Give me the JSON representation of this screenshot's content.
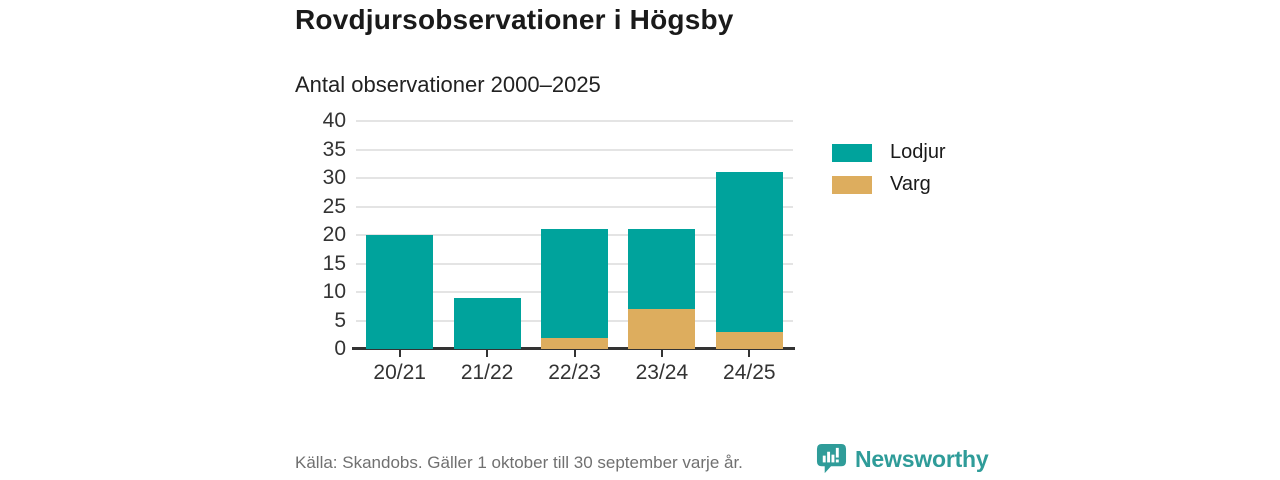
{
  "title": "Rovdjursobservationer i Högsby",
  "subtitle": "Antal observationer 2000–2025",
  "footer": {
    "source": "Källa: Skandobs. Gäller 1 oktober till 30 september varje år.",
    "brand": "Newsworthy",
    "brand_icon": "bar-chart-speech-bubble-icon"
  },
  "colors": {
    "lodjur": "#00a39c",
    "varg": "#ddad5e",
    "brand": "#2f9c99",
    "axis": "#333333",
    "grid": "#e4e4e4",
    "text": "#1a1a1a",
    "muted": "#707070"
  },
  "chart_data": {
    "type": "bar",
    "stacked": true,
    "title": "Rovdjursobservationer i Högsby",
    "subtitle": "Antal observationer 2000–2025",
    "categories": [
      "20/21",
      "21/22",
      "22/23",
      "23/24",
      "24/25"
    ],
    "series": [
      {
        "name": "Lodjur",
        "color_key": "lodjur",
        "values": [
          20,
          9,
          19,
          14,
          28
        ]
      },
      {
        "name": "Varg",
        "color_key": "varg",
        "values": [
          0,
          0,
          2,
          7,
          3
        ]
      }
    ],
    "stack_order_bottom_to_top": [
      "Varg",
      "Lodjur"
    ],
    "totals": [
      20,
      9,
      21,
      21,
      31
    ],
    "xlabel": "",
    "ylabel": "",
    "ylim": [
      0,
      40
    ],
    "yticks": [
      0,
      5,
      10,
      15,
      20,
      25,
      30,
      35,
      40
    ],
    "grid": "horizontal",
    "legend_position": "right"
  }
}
__________________________________________________
# WRITTEN TASK
Check each line of the entries above, and show every one holding the word "subtitle".

# ANSWER TO THE TASK
  "subtitle": "Antal observationer 2000–2025",
    "subtitle": "Antal observationer 2000–2025",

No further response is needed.